◆ **Prompt**:
Each record below is to be copied word for word, with pictures removed.

## START Records provided

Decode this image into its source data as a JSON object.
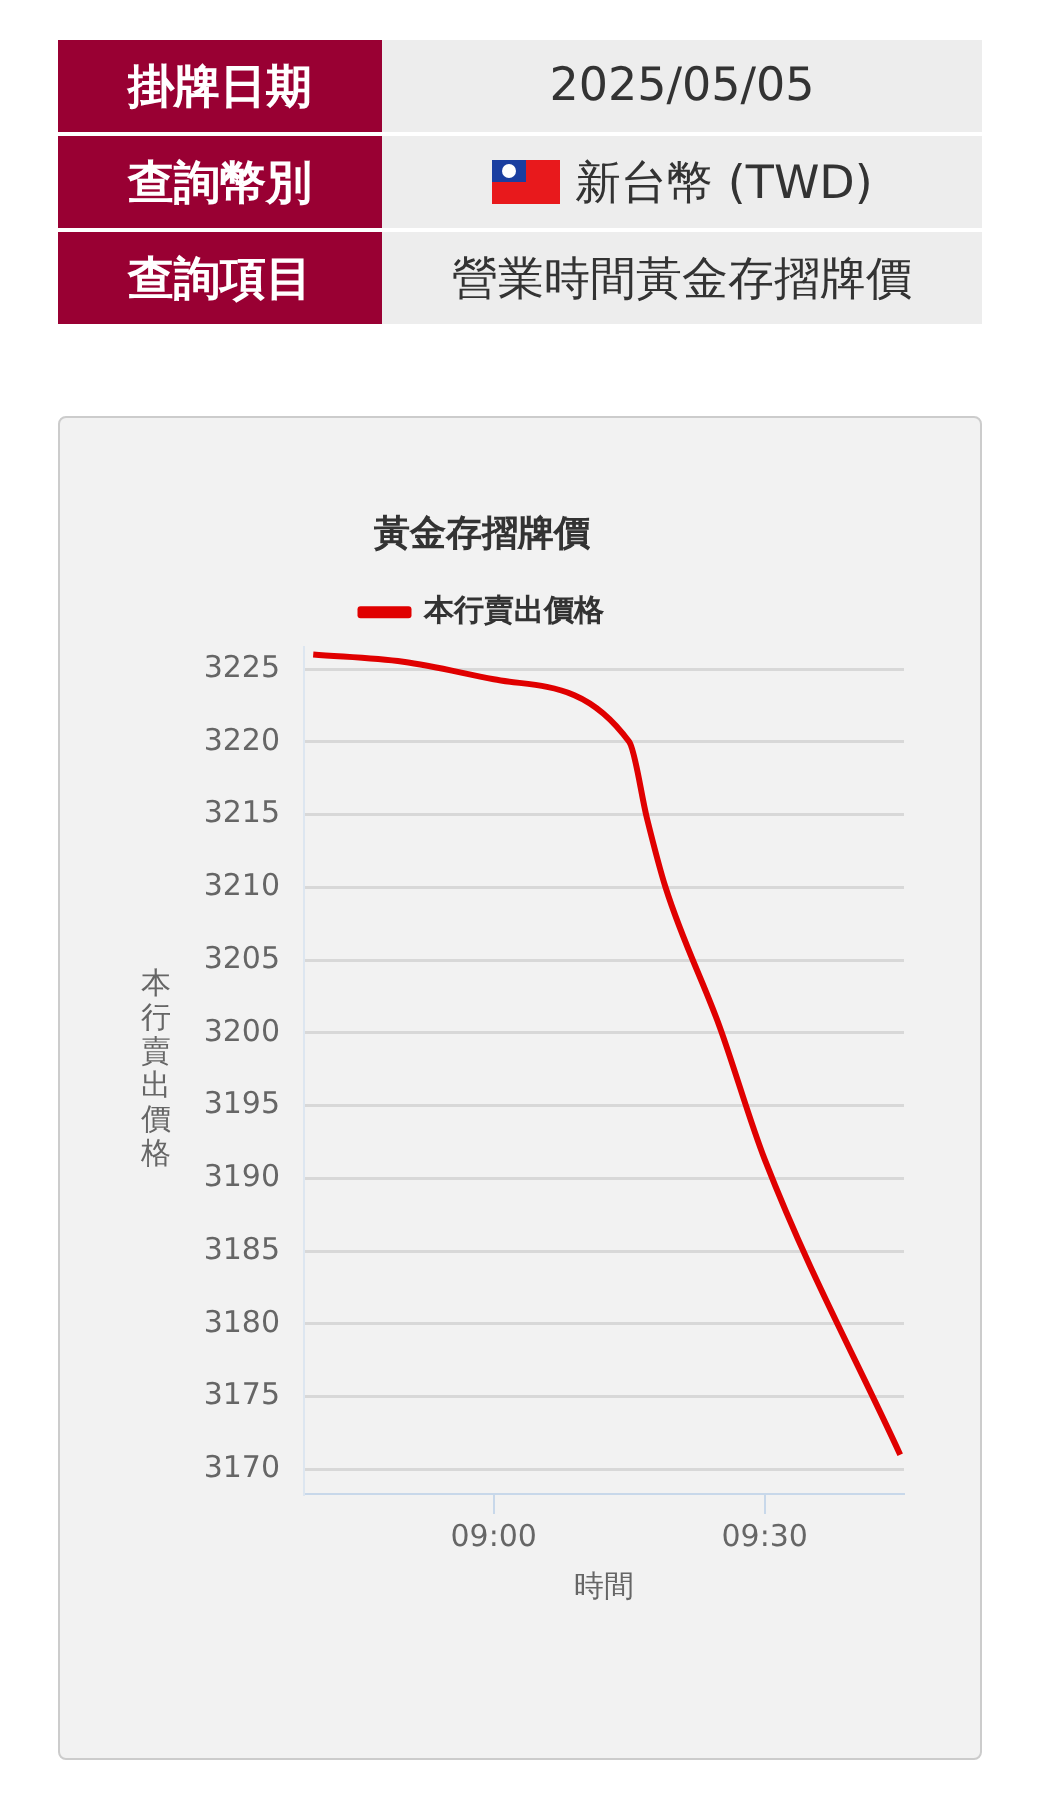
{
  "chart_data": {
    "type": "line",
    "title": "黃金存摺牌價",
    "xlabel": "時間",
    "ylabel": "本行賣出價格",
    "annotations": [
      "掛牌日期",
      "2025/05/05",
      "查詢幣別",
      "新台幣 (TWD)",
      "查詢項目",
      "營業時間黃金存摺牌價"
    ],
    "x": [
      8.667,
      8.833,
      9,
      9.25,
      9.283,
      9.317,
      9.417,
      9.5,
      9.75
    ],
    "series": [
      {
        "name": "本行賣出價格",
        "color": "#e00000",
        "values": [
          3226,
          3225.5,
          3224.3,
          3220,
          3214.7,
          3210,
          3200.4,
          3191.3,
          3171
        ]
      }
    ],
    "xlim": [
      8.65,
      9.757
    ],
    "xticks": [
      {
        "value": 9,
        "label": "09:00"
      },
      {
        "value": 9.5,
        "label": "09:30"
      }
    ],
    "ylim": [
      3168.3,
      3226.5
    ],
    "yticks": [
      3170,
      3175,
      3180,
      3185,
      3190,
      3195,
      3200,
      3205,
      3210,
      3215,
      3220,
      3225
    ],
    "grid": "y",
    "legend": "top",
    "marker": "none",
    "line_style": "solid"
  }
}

## END Records provided

◆ **Task response**:
Decode this image into its source data as a JSON object.
{
  "chart_data": {
    "type": "line",
    "title": "黃金存摺牌價",
    "xlabel": "時間",
    "ylabel": "本行賣出價格",
    "annotations": [
      "掛牌日期",
      "2025/05/05",
      "查詢幣別",
      "新台幣 (TWD)",
      "查詢項目",
      "營業時間黃金存摺牌價"
    ],
    "x": [
      8.667,
      8.833,
      9,
      9.25,
      9.283,
      9.317,
      9.417,
      9.5,
      9.75
    ],
    "series": [
      {
        "name": "本行賣出價格",
        "color": "#e00000",
        "values": [
          3226,
          3225.5,
          3224.3,
          3220,
          3214.7,
          3210,
          3200.4,
          3191.3,
          3171
        ]
      }
    ],
    "xlim": [
      8.65,
      9.757
    ],
    "xticks": [
      {
        "value": 9,
        "label": "09:00"
      },
      {
        "value": 9.5,
        "label": "09:30"
      }
    ],
    "ylim": [
      3168.3,
      3226.5
    ],
    "yticks": [
      3170,
      3175,
      3180,
      3185,
      3190,
      3195,
      3200,
      3205,
      3210,
      3215,
      3220,
      3225
    ],
    "grid": "y",
    "legend": "top",
    "marker": "none",
    "line_style": "solid"
  }
}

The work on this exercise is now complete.